▶ **PROBLEM STATEMENT**: Write out all the lines again, precisely as they stand, but without the images.

▶ **SUPPLIED ENTRIES**:
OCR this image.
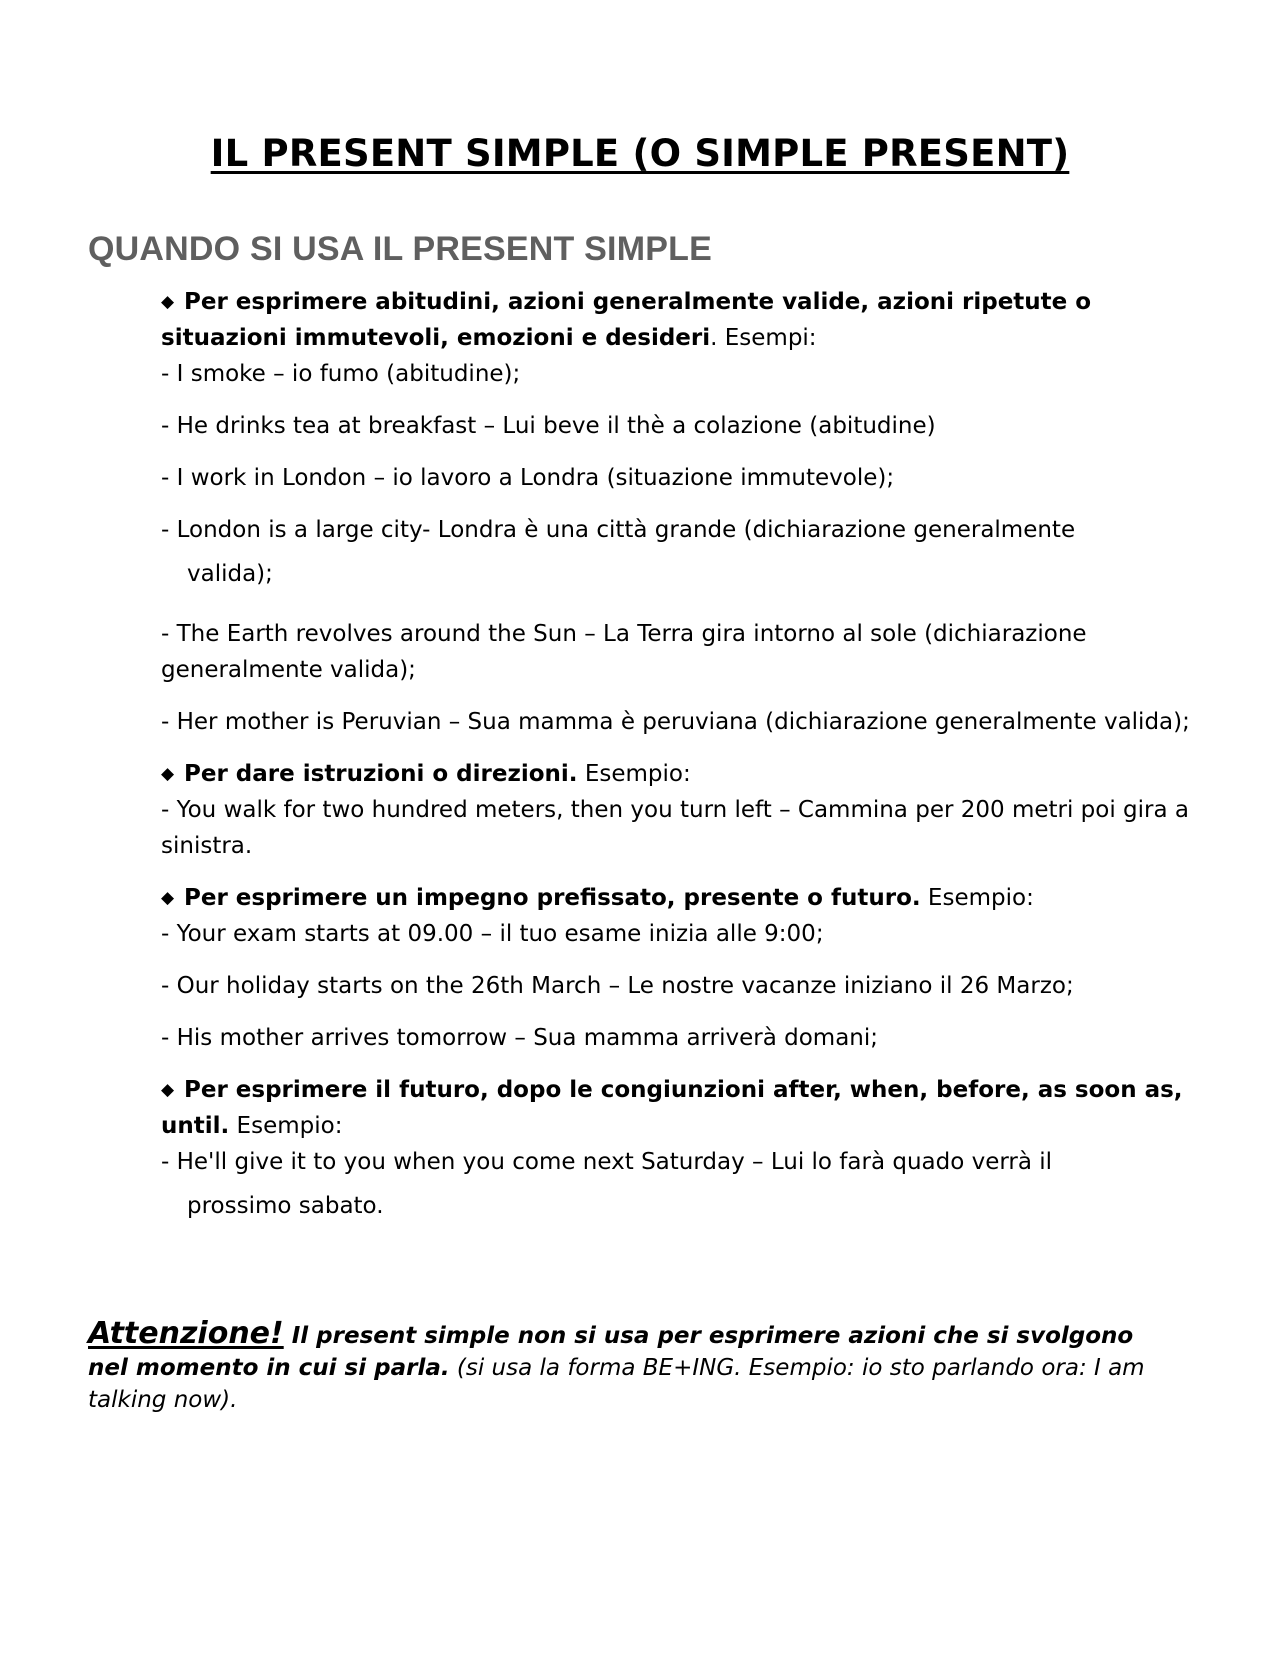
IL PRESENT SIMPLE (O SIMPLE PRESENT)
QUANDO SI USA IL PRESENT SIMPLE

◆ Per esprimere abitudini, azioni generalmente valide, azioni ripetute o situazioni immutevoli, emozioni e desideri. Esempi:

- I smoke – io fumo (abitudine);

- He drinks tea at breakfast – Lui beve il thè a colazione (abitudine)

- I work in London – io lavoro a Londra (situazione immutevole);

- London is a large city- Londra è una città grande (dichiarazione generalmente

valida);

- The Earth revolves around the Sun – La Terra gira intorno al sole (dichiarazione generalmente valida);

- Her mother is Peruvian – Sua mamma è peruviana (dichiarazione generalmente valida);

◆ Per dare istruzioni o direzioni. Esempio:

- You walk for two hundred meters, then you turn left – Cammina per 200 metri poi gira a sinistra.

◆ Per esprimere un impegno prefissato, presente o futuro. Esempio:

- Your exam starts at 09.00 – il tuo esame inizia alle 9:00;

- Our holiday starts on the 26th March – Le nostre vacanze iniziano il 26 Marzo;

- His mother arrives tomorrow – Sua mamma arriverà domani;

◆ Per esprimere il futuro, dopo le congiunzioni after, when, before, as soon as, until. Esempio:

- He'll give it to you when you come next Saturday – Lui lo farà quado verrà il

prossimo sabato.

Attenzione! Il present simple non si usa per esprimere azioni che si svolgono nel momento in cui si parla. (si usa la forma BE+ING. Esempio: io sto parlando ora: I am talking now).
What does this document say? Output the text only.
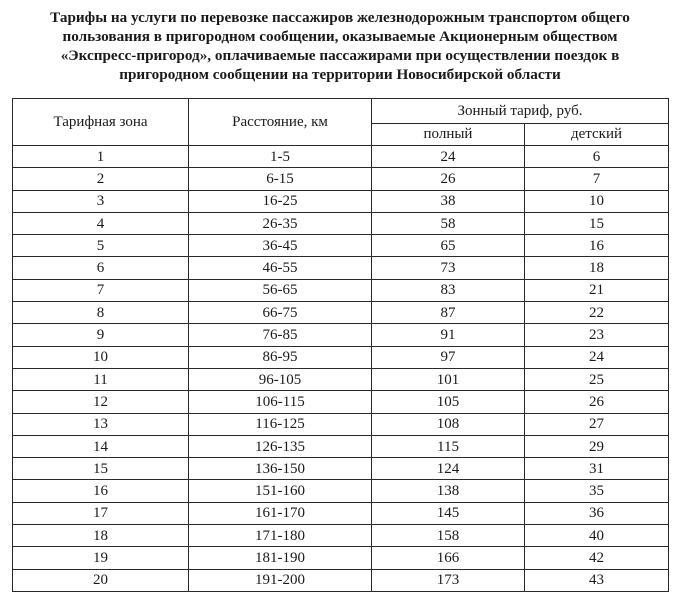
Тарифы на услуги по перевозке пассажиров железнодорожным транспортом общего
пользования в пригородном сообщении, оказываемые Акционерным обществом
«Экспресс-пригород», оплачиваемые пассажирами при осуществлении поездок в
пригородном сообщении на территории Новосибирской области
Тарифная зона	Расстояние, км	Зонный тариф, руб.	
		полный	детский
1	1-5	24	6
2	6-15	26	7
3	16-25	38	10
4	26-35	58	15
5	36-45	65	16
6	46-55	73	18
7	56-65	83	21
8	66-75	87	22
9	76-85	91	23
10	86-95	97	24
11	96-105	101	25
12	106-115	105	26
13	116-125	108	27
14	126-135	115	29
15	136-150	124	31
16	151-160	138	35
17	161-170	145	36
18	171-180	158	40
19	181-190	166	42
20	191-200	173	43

▶ **EXERCISE SOLUTION**:
OCR this image.
IL PRESENT SIMPLE (O SIMPLE PRESENT)
QUANDO SI USA IL PRESENT SIMPLE

◆ Per esprimere abitudini, azioni generalmente valide, azioni ripetute o situazioni immutevoli, emozioni e desideri. Esempi:

- I smoke – io fumo (abitudine);

- He drinks tea at breakfast – Lui beve il thè a colazione (abitudine)

- I work in London – io lavoro a Londra (situazione immutevole);

- London is a large city- Londra è una città grande (dichiarazione generalmente

valida);

- The Earth revolves around the Sun – La Terra gira intorno al sole (dichiarazione generalmente valida);

- Her mother is Peruvian – Sua mamma è peruviana (dichiarazione generalmente valida);

◆ Per dare istruzioni o direzioni. Esempio:

- You walk for two hundred meters, then you turn left – Cammina per 200 metri poi gira a sinistra.

◆ Per esprimere un impegno prefissato, presente o futuro. Esempio:

- Your exam starts at 09.00 – il tuo esame inizia alle 9:00;

- Our holiday starts on the 26th March – Le nostre vacanze iniziano il 26 Marzo;

- His mother arrives tomorrow – Sua mamma arriverà domani;

◆ Per esprimere il futuro, dopo le congiunzioni after, when, before, as soon as, until. Esempio:

- He'll give it to you when you come next Saturday – Lui lo farà quado verrà il

prossimo sabato.

Attenzione! Il present simple non si usa per esprimere azioni che si svolgono nel momento in cui si parla. (si usa la forma BE+ING. Esempio: io sto parlando ora: I am talking now).
What does this document say? Output the text only.
Тарифы на услуги по перевозке пассажиров железнодорожным транспортом общего
пользования в пригородном сообщении, оказываемые Акционерным обществом
«Экспресс-пригород», оплачиваемые пассажирами при осуществлении поездок в
пригородном сообщении на территории Новосибирской области
Тарифная зона	Расстояние, км	Зонный тариф, руб.	
		полный	детский
1	1-5	24	6
2	6-15	26	7
3	16-25	38	10
4	26-35	58	15
5	36-45	65	16
6	46-55	73	18
7	56-65	83	21
8	66-75	87	22
9	76-85	91	23
10	86-95	97	24
11	96-105	101	25
12	106-115	105	26
13	116-125	108	27
14	126-135	115	29
15	136-150	124	31
16	151-160	138	35
17	161-170	145	36
18	171-180	158	40
19	181-190	166	42
20	191-200	173	43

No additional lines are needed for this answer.